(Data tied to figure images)
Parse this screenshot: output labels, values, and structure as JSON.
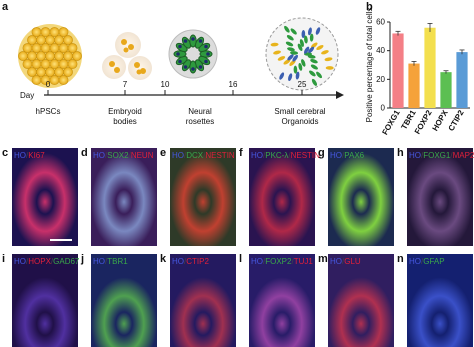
{
  "panel_a": {
    "letter": "a",
    "day_label": "Day",
    "days": [
      "0",
      "7",
      "10",
      "16",
      "25"
    ],
    "stages": [
      "hPSCs",
      "Embryoid\nbodies",
      "Neural\nrosettes",
      "Small cerebral\nOrganoids"
    ]
  },
  "chart_data": {
    "type": "bar",
    "letter": "b",
    "ylabel": "Positive percentage of total cells",
    "categories": [
      "FOXG1",
      "TBR1",
      "FOXP2",
      "HOPX",
      "CTIP2"
    ],
    "values": [
      52,
      31,
      56,
      25,
      39
    ],
    "errors": [
      1.5,
      1.5,
      3,
      1,
      1.5
    ],
    "colors": [
      "#f47f86",
      "#f5a23a",
      "#f3df4e",
      "#5cbf52",
      "#5a9bd6"
    ],
    "ylim": [
      0,
      60
    ],
    "yticks": [
      0,
      20,
      40,
      60
    ]
  },
  "panels": [
    {
      "letter": "c",
      "parts": [
        "HO",
        "/",
        "KI67"
      ],
      "colors": [
        "#4657e0",
        "#444",
        "#e0203a"
      ]
    },
    {
      "letter": "d",
      "parts": [
        "HO",
        "/",
        "SOX2",
        "/",
        "NEUN"
      ],
      "colors": [
        "#4657e0",
        "#444",
        "#3aa84a",
        "#444",
        "#e0203a"
      ]
    },
    {
      "letter": "e",
      "parts": [
        "HO",
        "/",
        "DCX",
        "/",
        "NESTIN"
      ],
      "colors": [
        "#4657e0",
        "#444",
        "#3aa84a",
        "#444",
        "#e0203a"
      ]
    },
    {
      "letter": "f",
      "parts": [
        "HO",
        "/",
        "PKC-λ",
        "/",
        "NESTIN"
      ],
      "colors": [
        "#4657e0",
        "#444",
        "#3aa84a",
        "#444",
        "#e0203a"
      ]
    },
    {
      "letter": "g",
      "parts": [
        "HO",
        "/",
        "PAX6"
      ],
      "colors": [
        "#4657e0",
        "#444",
        "#3aa84a"
      ]
    },
    {
      "letter": "h",
      "parts": [
        "HO",
        "/",
        "FOXG1",
        "/",
        "MAP2"
      ],
      "colors": [
        "#4657e0",
        "#444",
        "#3aa84a",
        "#444",
        "#e0203a"
      ]
    },
    {
      "letter": "i",
      "parts": [
        "HO",
        "/",
        "HOPX",
        "/",
        "GAD67"
      ],
      "colors": [
        "#4657e0",
        "#444",
        "#e0203a",
        "#444",
        "#3aa84a"
      ]
    },
    {
      "letter": "j",
      "parts": [
        "HO",
        "/",
        "TBR1"
      ],
      "colors": [
        "#4657e0",
        "#444",
        "#3aa84a"
      ]
    },
    {
      "letter": "k",
      "parts": [
        "HO",
        "/",
        "CTIP2"
      ],
      "colors": [
        "#4657e0",
        "#444",
        "#e0203a"
      ]
    },
    {
      "letter": "l",
      "parts": [
        "HO",
        "/",
        "FOXP2",
        "/",
        "TUJ1"
      ],
      "colors": [
        "#4657e0",
        "#444",
        "#3aa84a",
        "#444",
        "#e0203a"
      ]
    },
    {
      "letter": "m",
      "parts": [
        "HO",
        "/",
        "GLU"
      ],
      "colors": [
        "#4657e0",
        "#444",
        "#e0203a"
      ]
    },
    {
      "letter": "n",
      "parts": [
        "HO",
        "/",
        "GFAP"
      ],
      "colors": [
        "#4657e0",
        "#444",
        "#3aa84a"
      ]
    }
  ]
}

**Task goal**
Start at the top line above and repeat the records verbatim, leaving images out.

**Reply**
Parse this screenshot: output labels, values, and structure as JSON.
{
  "panel_a": {
    "letter": "a",
    "day_label": "Day",
    "days": [
      "0",
      "7",
      "10",
      "16",
      "25"
    ],
    "stages": [
      "hPSCs",
      "Embryoid\nbodies",
      "Neural\nrosettes",
      "Small cerebral\nOrganoids"
    ]
  },
  "chart_data": {
    "type": "bar",
    "letter": "b",
    "ylabel": "Positive percentage of total cells",
    "categories": [
      "FOXG1",
      "TBR1",
      "FOXP2",
      "HOPX",
      "CTIP2"
    ],
    "values": [
      52,
      31,
      56,
      25,
      39
    ],
    "errors": [
      1.5,
      1.5,
      3,
      1,
      1.5
    ],
    "colors": [
      "#f47f86",
      "#f5a23a",
      "#f3df4e",
      "#5cbf52",
      "#5a9bd6"
    ],
    "ylim": [
      0,
      60
    ],
    "yticks": [
      0,
      20,
      40,
      60
    ]
  },
  "panels": [
    {
      "letter": "c",
      "parts": [
        "HO",
        "/",
        "KI67"
      ],
      "colors": [
        "#4657e0",
        "#444",
        "#e0203a"
      ]
    },
    {
      "letter": "d",
      "parts": [
        "HO",
        "/",
        "SOX2",
        "/",
        "NEUN"
      ],
      "colors": [
        "#4657e0",
        "#444",
        "#3aa84a",
        "#444",
        "#e0203a"
      ]
    },
    {
      "letter": "e",
      "parts": [
        "HO",
        "/",
        "DCX",
        "/",
        "NESTIN"
      ],
      "colors": [
        "#4657e0",
        "#444",
        "#3aa84a",
        "#444",
        "#e0203a"
      ]
    },
    {
      "letter": "f",
      "parts": [
        "HO",
        "/",
        "PKC-λ",
        "/",
        "NESTIN"
      ],
      "colors": [
        "#4657e0",
        "#444",
        "#3aa84a",
        "#444",
        "#e0203a"
      ]
    },
    {
      "letter": "g",
      "parts": [
        "HO",
        "/",
        "PAX6"
      ],
      "colors": [
        "#4657e0",
        "#444",
        "#3aa84a"
      ]
    },
    {
      "letter": "h",
      "parts": [
        "HO",
        "/",
        "FOXG1",
        "/",
        "MAP2"
      ],
      "colors": [
        "#4657e0",
        "#444",
        "#3aa84a",
        "#444",
        "#e0203a"
      ]
    },
    {
      "letter": "i",
      "parts": [
        "HO",
        "/",
        "HOPX",
        "/",
        "GAD67"
      ],
      "colors": [
        "#4657e0",
        "#444",
        "#e0203a",
        "#444",
        "#3aa84a"
      ]
    },
    {
      "letter": "j",
      "parts": [
        "HO",
        "/",
        "TBR1"
      ],
      "colors": [
        "#4657e0",
        "#444",
        "#3aa84a"
      ]
    },
    {
      "letter": "k",
      "parts": [
        "HO",
        "/",
        "CTIP2"
      ],
      "colors": [
        "#4657e0",
        "#444",
        "#e0203a"
      ]
    },
    {
      "letter": "l",
      "parts": [
        "HO",
        "/",
        "FOXP2",
        "/",
        "TUJ1"
      ],
      "colors": [
        "#4657e0",
        "#444",
        "#3aa84a",
        "#444",
        "#e0203a"
      ]
    },
    {
      "letter": "m",
      "parts": [
        "HO",
        "/",
        "GLU"
      ],
      "colors": [
        "#4657e0",
        "#444",
        "#e0203a"
      ]
    },
    {
      "letter": "n",
      "parts": [
        "HO",
        "/",
        "GFAP"
      ],
      "colors": [
        "#4657e0",
        "#444",
        "#3aa84a"
      ]
    }
  ]
}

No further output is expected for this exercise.